TASK STATEMENT
Every record that follows must be duplicated exactly, with images left out.
-- START --
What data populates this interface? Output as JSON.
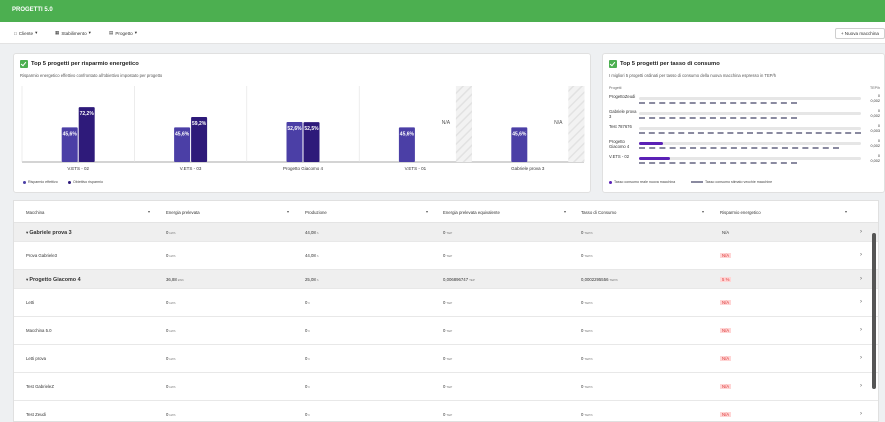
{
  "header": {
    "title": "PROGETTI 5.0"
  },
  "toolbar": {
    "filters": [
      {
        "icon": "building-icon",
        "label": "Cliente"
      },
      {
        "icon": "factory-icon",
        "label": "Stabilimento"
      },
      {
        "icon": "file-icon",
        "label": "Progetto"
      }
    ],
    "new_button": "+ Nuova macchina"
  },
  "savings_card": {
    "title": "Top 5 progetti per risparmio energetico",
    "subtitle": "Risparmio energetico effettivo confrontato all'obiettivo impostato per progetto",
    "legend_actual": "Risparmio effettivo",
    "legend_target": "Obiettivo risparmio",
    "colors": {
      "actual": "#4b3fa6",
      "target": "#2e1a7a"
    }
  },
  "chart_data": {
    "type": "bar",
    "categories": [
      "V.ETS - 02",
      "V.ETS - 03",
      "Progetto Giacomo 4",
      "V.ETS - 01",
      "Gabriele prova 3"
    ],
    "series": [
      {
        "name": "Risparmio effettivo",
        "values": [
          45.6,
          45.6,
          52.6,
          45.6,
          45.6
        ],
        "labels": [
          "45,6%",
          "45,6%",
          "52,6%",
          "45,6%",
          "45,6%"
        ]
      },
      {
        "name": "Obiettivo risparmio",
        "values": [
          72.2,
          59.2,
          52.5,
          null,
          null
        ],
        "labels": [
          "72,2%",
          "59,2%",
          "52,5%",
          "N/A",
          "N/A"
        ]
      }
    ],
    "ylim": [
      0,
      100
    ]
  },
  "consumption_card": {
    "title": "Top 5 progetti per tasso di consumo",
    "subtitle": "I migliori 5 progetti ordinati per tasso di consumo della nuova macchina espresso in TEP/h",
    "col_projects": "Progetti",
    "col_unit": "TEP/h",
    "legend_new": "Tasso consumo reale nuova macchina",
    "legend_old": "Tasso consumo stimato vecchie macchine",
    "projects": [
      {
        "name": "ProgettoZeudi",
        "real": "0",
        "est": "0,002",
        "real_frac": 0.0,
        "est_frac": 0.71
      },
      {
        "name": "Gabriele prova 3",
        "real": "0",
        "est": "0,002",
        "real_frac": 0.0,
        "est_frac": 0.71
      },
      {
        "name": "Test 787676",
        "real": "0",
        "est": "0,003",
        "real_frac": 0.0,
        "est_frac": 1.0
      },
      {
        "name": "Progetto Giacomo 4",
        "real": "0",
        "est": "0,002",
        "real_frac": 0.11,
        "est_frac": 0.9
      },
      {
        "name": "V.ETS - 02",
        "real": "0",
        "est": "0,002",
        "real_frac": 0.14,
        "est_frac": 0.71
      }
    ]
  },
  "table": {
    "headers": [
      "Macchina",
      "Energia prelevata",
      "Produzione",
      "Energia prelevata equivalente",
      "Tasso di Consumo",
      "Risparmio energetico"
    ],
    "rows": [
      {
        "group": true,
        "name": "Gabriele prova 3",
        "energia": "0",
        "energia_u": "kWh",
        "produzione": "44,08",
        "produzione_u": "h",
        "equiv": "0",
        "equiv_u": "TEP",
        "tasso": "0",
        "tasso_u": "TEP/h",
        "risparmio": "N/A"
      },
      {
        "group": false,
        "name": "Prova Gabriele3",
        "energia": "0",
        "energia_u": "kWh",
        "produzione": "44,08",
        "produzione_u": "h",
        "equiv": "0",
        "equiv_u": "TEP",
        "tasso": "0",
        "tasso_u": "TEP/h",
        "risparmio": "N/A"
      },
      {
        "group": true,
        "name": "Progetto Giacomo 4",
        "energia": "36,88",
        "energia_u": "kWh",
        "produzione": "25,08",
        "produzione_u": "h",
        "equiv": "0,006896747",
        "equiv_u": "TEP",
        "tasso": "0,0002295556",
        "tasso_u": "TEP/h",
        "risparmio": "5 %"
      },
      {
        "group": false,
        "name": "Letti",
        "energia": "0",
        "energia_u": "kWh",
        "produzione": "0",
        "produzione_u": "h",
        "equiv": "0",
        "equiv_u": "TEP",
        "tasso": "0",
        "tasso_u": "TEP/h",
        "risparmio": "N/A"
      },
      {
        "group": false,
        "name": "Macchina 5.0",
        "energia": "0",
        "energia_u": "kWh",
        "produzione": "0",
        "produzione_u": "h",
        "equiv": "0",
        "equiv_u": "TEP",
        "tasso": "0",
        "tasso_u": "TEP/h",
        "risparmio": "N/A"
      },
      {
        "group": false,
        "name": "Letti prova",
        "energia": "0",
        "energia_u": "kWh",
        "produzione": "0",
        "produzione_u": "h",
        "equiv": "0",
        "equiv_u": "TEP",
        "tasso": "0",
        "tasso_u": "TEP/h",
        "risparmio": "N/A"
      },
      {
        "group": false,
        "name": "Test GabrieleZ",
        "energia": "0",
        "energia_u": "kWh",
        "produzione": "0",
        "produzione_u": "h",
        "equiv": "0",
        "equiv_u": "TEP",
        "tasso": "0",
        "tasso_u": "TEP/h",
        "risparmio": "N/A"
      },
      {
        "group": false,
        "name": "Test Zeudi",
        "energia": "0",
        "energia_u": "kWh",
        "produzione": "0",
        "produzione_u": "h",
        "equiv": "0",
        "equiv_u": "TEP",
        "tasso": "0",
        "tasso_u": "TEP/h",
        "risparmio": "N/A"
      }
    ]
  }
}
-- END --
WRITTEN REPLY
What data populates this interface? Output as JSON.
{
  "header": {
    "title": "PROGETTI 5.0"
  },
  "toolbar": {
    "filters": [
      {
        "icon": "building-icon",
        "label": "Cliente"
      },
      {
        "icon": "factory-icon",
        "label": "Stabilimento"
      },
      {
        "icon": "file-icon",
        "label": "Progetto"
      }
    ],
    "new_button": "+ Nuova macchina"
  },
  "savings_card": {
    "title": "Top 5 progetti per risparmio energetico",
    "subtitle": "Risparmio energetico effettivo confrontato all'obiettivo impostato per progetto",
    "legend_actual": "Risparmio effettivo",
    "legend_target": "Obiettivo risparmio",
    "colors": {
      "actual": "#4b3fa6",
      "target": "#2e1a7a"
    }
  },
  "chart_data": {
    "type": "bar",
    "categories": [
      "V.ETS - 02",
      "V.ETS - 03",
      "Progetto Giacomo 4",
      "V.ETS - 01",
      "Gabriele prova 3"
    ],
    "series": [
      {
        "name": "Risparmio effettivo",
        "values": [
          45.6,
          45.6,
          52.6,
          45.6,
          45.6
        ],
        "labels": [
          "45,6%",
          "45,6%",
          "52,6%",
          "45,6%",
          "45,6%"
        ]
      },
      {
        "name": "Obiettivo risparmio",
        "values": [
          72.2,
          59.2,
          52.5,
          null,
          null
        ],
        "labels": [
          "72,2%",
          "59,2%",
          "52,5%",
          "N/A",
          "N/A"
        ]
      }
    ],
    "ylim": [
      0,
      100
    ]
  },
  "consumption_card": {
    "title": "Top 5 progetti per tasso di consumo",
    "subtitle": "I migliori 5 progetti ordinati per tasso di consumo della nuova macchina espresso in TEP/h",
    "col_projects": "Progetti",
    "col_unit": "TEP/h",
    "legend_new": "Tasso consumo reale nuova macchina",
    "legend_old": "Tasso consumo stimato vecchie macchine",
    "projects": [
      {
        "name": "ProgettoZeudi",
        "real": "0",
        "est": "0,002",
        "real_frac": 0.0,
        "est_frac": 0.71
      },
      {
        "name": "Gabriele prova 3",
        "real": "0",
        "est": "0,002",
        "real_frac": 0.0,
        "est_frac": 0.71
      },
      {
        "name": "Test 787676",
        "real": "0",
        "est": "0,003",
        "real_frac": 0.0,
        "est_frac": 1.0
      },
      {
        "name": "Progetto Giacomo 4",
        "real": "0",
        "est": "0,002",
        "real_frac": 0.11,
        "est_frac": 0.9
      },
      {
        "name": "V.ETS - 02",
        "real": "0",
        "est": "0,002",
        "real_frac": 0.14,
        "est_frac": 0.71
      }
    ]
  },
  "table": {
    "headers": [
      "Macchina",
      "Energia prelevata",
      "Produzione",
      "Energia prelevata equivalente",
      "Tasso di Consumo",
      "Risparmio energetico"
    ],
    "rows": [
      {
        "group": true,
        "name": "Gabriele prova 3",
        "energia": "0",
        "energia_u": "kWh",
        "produzione": "44,08",
        "produzione_u": "h",
        "equiv": "0",
        "equiv_u": "TEP",
        "tasso": "0",
        "tasso_u": "TEP/h",
        "risparmio": "N/A"
      },
      {
        "group": false,
        "name": "Prova Gabriele3",
        "energia": "0",
        "energia_u": "kWh",
        "produzione": "44,08",
        "produzione_u": "h",
        "equiv": "0",
        "equiv_u": "TEP",
        "tasso": "0",
        "tasso_u": "TEP/h",
        "risparmio": "N/A"
      },
      {
        "group": true,
        "name": "Progetto Giacomo 4",
        "energia": "36,88",
        "energia_u": "kWh",
        "produzione": "25,08",
        "produzione_u": "h",
        "equiv": "0,006896747",
        "equiv_u": "TEP",
        "tasso": "0,0002295556",
        "tasso_u": "TEP/h",
        "risparmio": "5 %"
      },
      {
        "group": false,
        "name": "Letti",
        "energia": "0",
        "energia_u": "kWh",
        "produzione": "0",
        "produzione_u": "h",
        "equiv": "0",
        "equiv_u": "TEP",
        "tasso": "0",
        "tasso_u": "TEP/h",
        "risparmio": "N/A"
      },
      {
        "group": false,
        "name": "Macchina 5.0",
        "energia": "0",
        "energia_u": "kWh",
        "produzione": "0",
        "produzione_u": "h",
        "equiv": "0",
        "equiv_u": "TEP",
        "tasso": "0",
        "tasso_u": "TEP/h",
        "risparmio": "N/A"
      },
      {
        "group": false,
        "name": "Letti prova",
        "energia": "0",
        "energia_u": "kWh",
        "produzione": "0",
        "produzione_u": "h",
        "equiv": "0",
        "equiv_u": "TEP",
        "tasso": "0",
        "tasso_u": "TEP/h",
        "risparmio": "N/A"
      },
      {
        "group": false,
        "name": "Test GabrieleZ",
        "energia": "0",
        "energia_u": "kWh",
        "produzione": "0",
        "produzione_u": "h",
        "equiv": "0",
        "equiv_u": "TEP",
        "tasso": "0",
        "tasso_u": "TEP/h",
        "risparmio": "N/A"
      },
      {
        "group": false,
        "name": "Test Zeudi",
        "energia": "0",
        "energia_u": "kWh",
        "produzione": "0",
        "produzione_u": "h",
        "equiv": "0",
        "equiv_u": "TEP",
        "tasso": "0",
        "tasso_u": "TEP/h",
        "risparmio": "N/A"
      }
    ]
  }
}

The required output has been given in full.